§ **Instructions for the task**: Which lines in the material below contain the word "supérieures"? Copy each of them.

§ **Dataset rows**:
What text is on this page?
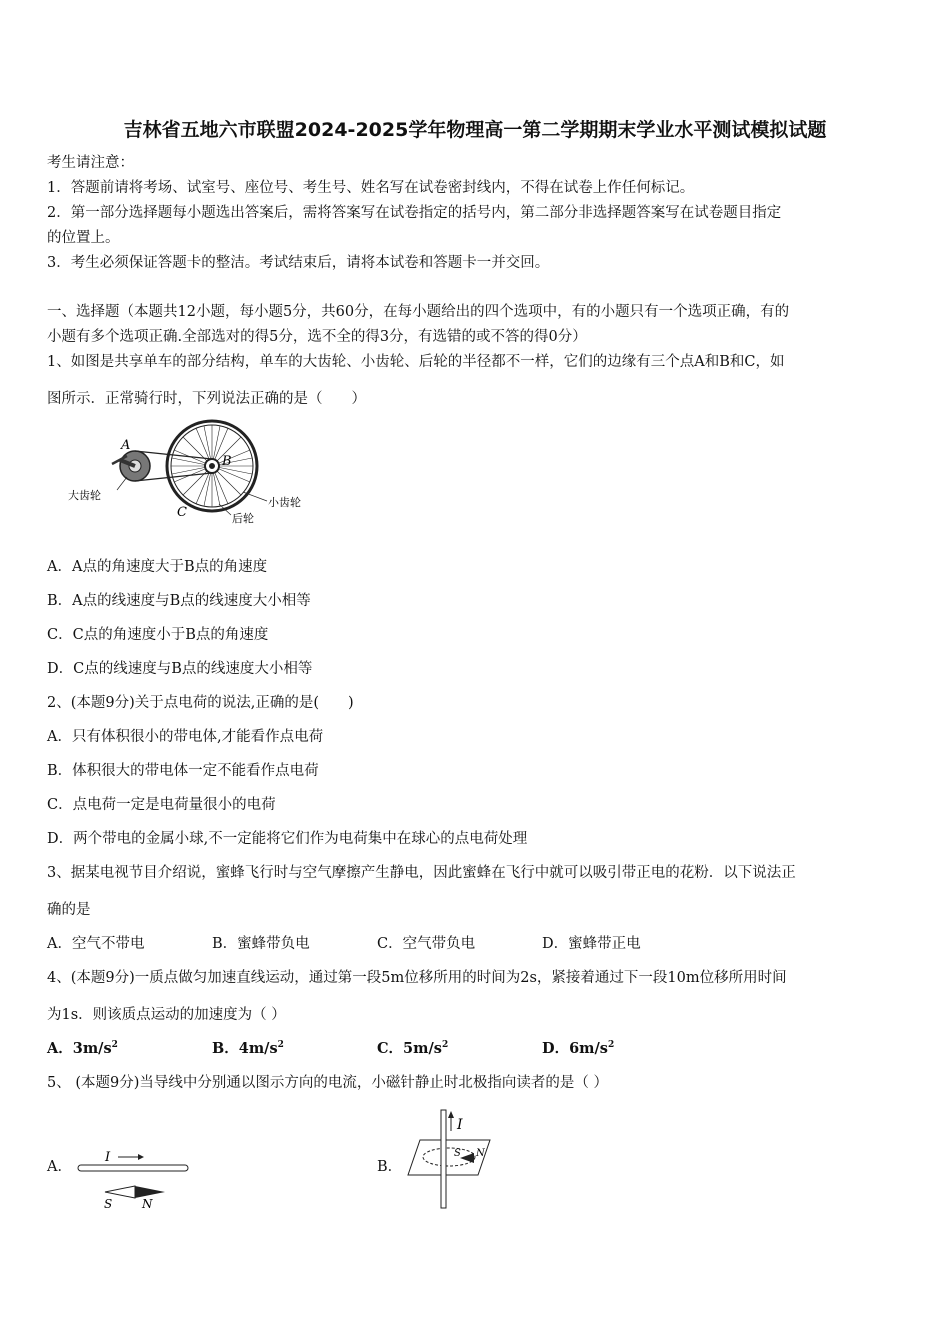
吉林省五地六市联盟2024-2025学年物理高一第二学期期末学业水平测试模拟试题
考生请注意：
1．答题前请将考场、试室号、座位号、考生号、姓名写在试卷密封线内，不得在试卷上作任何标记。
2．第一部分选择题每小题选出答案后，需将答案写在试卷指定的括号内，第二部分非选择题答案写在试卷题目指定
的位置上。
3．考生必须保证答题卡的整洁。考试结束后，请将本试卷和答题卡一并交回。
一、选择题（本题共12小题，每小题5分，共60分，在每小题给出的四个选项中，有的小题只有一个选项正确，有的
小题有多个选项正确.全部选对的得5分，选不全的得3分，有选错的或不答的得0分）
1、如图是共享单车的部分结构，单车的大齿轮、小齿轮、后轮的半径都不一样，它们的边缘有三个点A和B和C，如
图所示．正常骑行时，下列说法正确的是（　　）
A
B
C
大齿轮
小齿轮
后轮
A．A点的角速度大于B点的角速度
B．A点的线速度与B点的线速度大小相等
C．C点的角速度小于B点的角速度
D．C点的线速度与B点的线速度大小相等
2、(本题9分)关于点电荷的说法,正确的是(　　)
A．只有体积很小的带电体,才能看作点电荷
B．体积很大的带电体一定不能看作点电荷
C．点电荷一定是电荷量很小的电荷
D．两个带电的金属小球,不一定能将它们作为电荷集中在球心的点电荷处理
3、据某电视节目介绍说，蜜蜂飞行时与空气摩擦产生静电，因此蜜蜂在飞行中就可以吸引带正电的花粉．以下说法正
确的是
A．空气不带电	B．蜜蜂带负电	C．空气带负电	D．蜜蜂带正电
4、(本题9分)一质点做匀加速直线运动，通过第一段5m位移所用的时间为2s，紧接着通过下一段10m位移所用时间
为1s．则该质点运动的加速度为（ ）
A．$3m/s^2$	B．$4m/s^2$	C．$5m/s^2$	D．$6m/s^2$
5、 (本题9分)当导线中分别通以图示方向的电流，小磁针静止时北极指向读者的是（ ）
A．
I
S N
B．
S N
I
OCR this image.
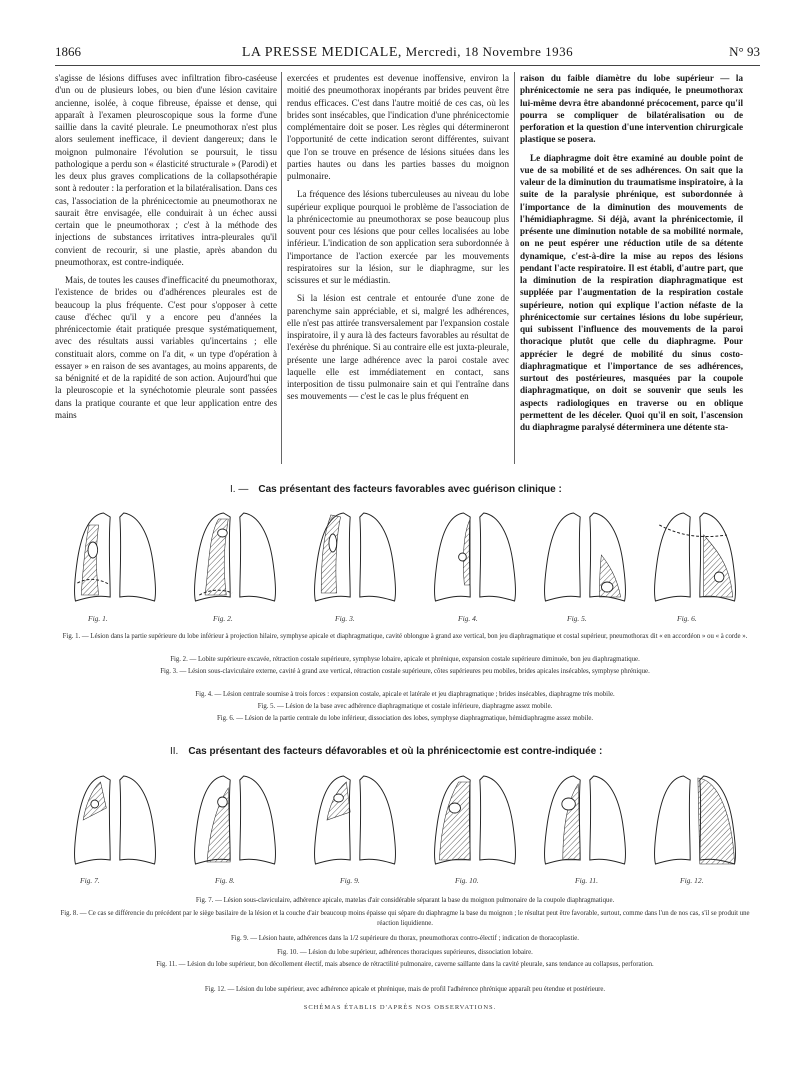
1866	LA PRESSE MEDICALE, Mercredi, 18 Novembre 1936	N° 93

s'agisse de lésions diffuses avec infiltration fibro-caséeuse d'un ou de plusieurs lobes, ou bien d'une lésion cavitaire ancienne, isolée, à coque fibreuse, épaisse et dense, qui apparaît à l'examen pleuroscopique sous la forme d'une saillie dans la cavité pleurale. Le pneumothorax n'est plus alors seulement inefficace, il devient dangereux; dans le moignon pulmonaire l'évolution se poursuit, le tissu pathologique a perdu son « élasticité structurale » (Parodi) et les deux plus graves complications de la collapsothérapie sont à redouter : la perforation et la bilatéralisation. Dans ces cas, l'association de la phrénicectomie au pneumothorax ne saurait être envisagée, elle conduirait à un échec aussi certain que le pneumothorax ; c'est à la méthode des injections de substances irritatives intra-pleurales qu'il convient de recourir, si une plastie, après abandon du pneumothorax, est contre-indiquée.

Mais, de toutes les causes d'inefficacité du pneumothorax, l'existence de brides ou d'adhérences pleurales est de beaucoup la plus fréquente. C'est pour s'opposer à cette cause d'échec qu'il y a encore peu d'années la phrénicectomie était pratiquée presque systématiquement, avec des résultats aussi variables qu'incertains ; elle constituait alors, comme on l'a dit, « un type d'opération à essayer » en raison de ses avantages, au moins apparents, de sa bénignité et de la rapidité de son action. Aujourd'hui que la pleuroscopie et la synéchotomie pleurale sont passées dans la pratique courante et que leur application entre des mains

exercées et prudentes est devenue inoffensive, environ la moitié des pneumothorax inopérants par brides peuvent être rendus efficaces. C'est dans l'autre moitié de ces cas, où les brides sont insécables, que l'indication d'une phrénicectomie complémentaire doit se poser. Les règles qui détermineront l'opportunité de cette indication seront différentes, suivant que l'on se trouve en présence de lésions situées dans les parties hautes ou dans les parties basses du moignon pulmonaire.

La fréquence des lésions tuberculeuses au niveau du lobe supérieur explique pourquoi le problème de l'association de la phrénicectomie au pneumothorax se pose beaucoup plus souvent pour ces lésions que pour celles localisées au lobe inférieur. L'indication de son application sera subordonnée à l'importance de l'action exercée par les mouvements respiratoires sur la lésion, sur le diaphragme, sur les scissures et sur le médiastin.

Si la lésion est centrale et entourée d'une zone de parenchyme sain appréciable, et si, malgré les adhérences, elle n'est pas attirée transversalement par l'expansion costale inspiratoire, il y aura là des facteurs favorables au résultat de l'exérèse du phrénique. Si au contraire elle est juxta-pleurale, présente une large adhérence avec la paroi costale avec laquelle elle est immédiatement en contact, sans interposition de tissu pulmonaire sain et qui l'entraîne dans ses mouvements — c'est le cas le plus fréquent en

raison du faible diamètre du lobe supérieur — la phrénicectomie ne sera pas indiquée, le pneumothorax lui-même devra être abandonné précocement, parce qu'il pourra se compliquer de bilatéralisation ou de perforation et la question d'une intervention chirurgicale plastique se posera.

Le diaphragme doit être examiné au double point de vue de sa mobilité et de ses adhérences. On sait que la valeur de la diminution du traumatisme inspiratoire, à la suite de la paralysie phrénique, est subordonnée à l'importance de la diminution des mouvements de l'hémidiaphragme. Si déjà, avant la phrénicectomie, il présente une diminution notable de sa mobilité normale, on ne peut espérer une réduction utile de sa détente dynamique, c'est-à-dire la mise au repos des lésions pendant l'acte respiratoire. Il est établi, d'autre part, que la diminution de la respiration diaphragmatique est suppléée par l'augmentation de la respiration costale supérieure, notion qui explique l'action néfaste de la phrénicectomie sur certaines lésions du lobe supérieur, qui subissent l'influence des mouvements de la paroi thoracique plutôt que celle du diaphragme. Pour apprécier le degré de mobilité du sinus costo-diaphragmatique et l'importance de ses adhérences, surtout des postérieures, masquées par la coupole diaphragmatique, on doit se souvenir que seuls les aspects radiologiques en traverse ou en oblique permettent de les déceler. Quoi qu'il en soit, l'ascension du diaphragme paralysé déterminera une détente sta-

I. — Cas présentant des facteurs favorables avec guérison clinique :
Fig. 1.	Fig. 2.	Fig. 3.	Fig. 4.	Fig. 5.	Fig. 6.
Fig. 1. — Lésion dans la partie supérieure du lobe inférieur à projection hilaire, symphyse apicale et diaphragmatique, cavité oblongue à grand axe vertical, bon jeu diaphragmatique et costal supérieur, pneumothorax dit « en accordéon » ou « à corde ».
Fig. 2. — Lobite supérieure excavée, rétraction costale supérieure, symphyse lobaire, apicale et phrénique, expansion costale supérieure diminuée, bon jeu diaphragmatique.
Fig. 3. — Lésion sous-claviculaire externe, cavité à grand axe vertical, rétraction costale supérieure, côtes supérieures peu mobiles, brides apicales insécables, symphyse phrénique.
Fig. 4. — Lésion centrale soumise à trois forces : expansion costale, apicale et latérale et jeu diaphragmatique ; brides insécables, diaphragme très mobile.
Fig. 5. — Lésion de la base avec adhérence diaphragmatique et costale inférieure, diaphragme assez mobile.
Fig. 6. — Lésion de la partie centrale du lobe inférieur, dissociation des lobes, symphyse diaphragmatique, hémidiaphragme assez mobile.
II. Cas présentant des facteurs défavorables et où la phrénicectomie est contre-indiquée :
Fig. 7.	Fig. 8.	Fig. 9.	Fig. 10.	Fig. 11.	Fig. 12.
Fig. 7. — Lésion sous-claviculaire, adhérence apicale, matelas d'air considérable séparant la base du moignon pulmonaire de la coupole diaphragmatique.
Fig. 8. — Ce cas se différencie du précédent par le siège basilaire de la lésion et la couche d'air beaucoup moins épaisse qui sépare du diaphragme la base du moignon ; le résultat peut être favorable, surtout, comme dans l'un de nos cas, s'il se produit une réaction liquidienne.
Fig. 9. — Lésion haute, adhérences dans la 1/2 supérieure du thorax, pneumothorax contro-électif ; indication de thoracoplastie.
Fig. 10. — Lésion du lobe supérieur, adhérences thoraciques supérieures, dissociation lobaire.
Fig. 11. — Lésion du lobe supérieur, bon décollement électif, mais absence de rétractilité pulmonaire, caverne saillante dans la cavité pleurale, sans tendance au collapsus, perforation.
Fig. 12. — Lésion du lobe supérieur, avec adhérence apicale et phrénique, mais de profil l'adhérence phrénique apparaît peu étendue et postérieure.
SCHÉMAS ÉTABLIS D'APRÈS NOS OBSERVATIONS.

§ **Solved exercise**:
Fig. 3. — Lésion sous-claviculaire externe, cavité à grand axe vertical, rétraction costale supérieure, côtes supérieures peu mobiles, brides apicales insécables, symphyse phrénique.
Fig. 10. — Lésion du lobe supérieur, adhérences thoraciques supérieures, dissociation lobaire.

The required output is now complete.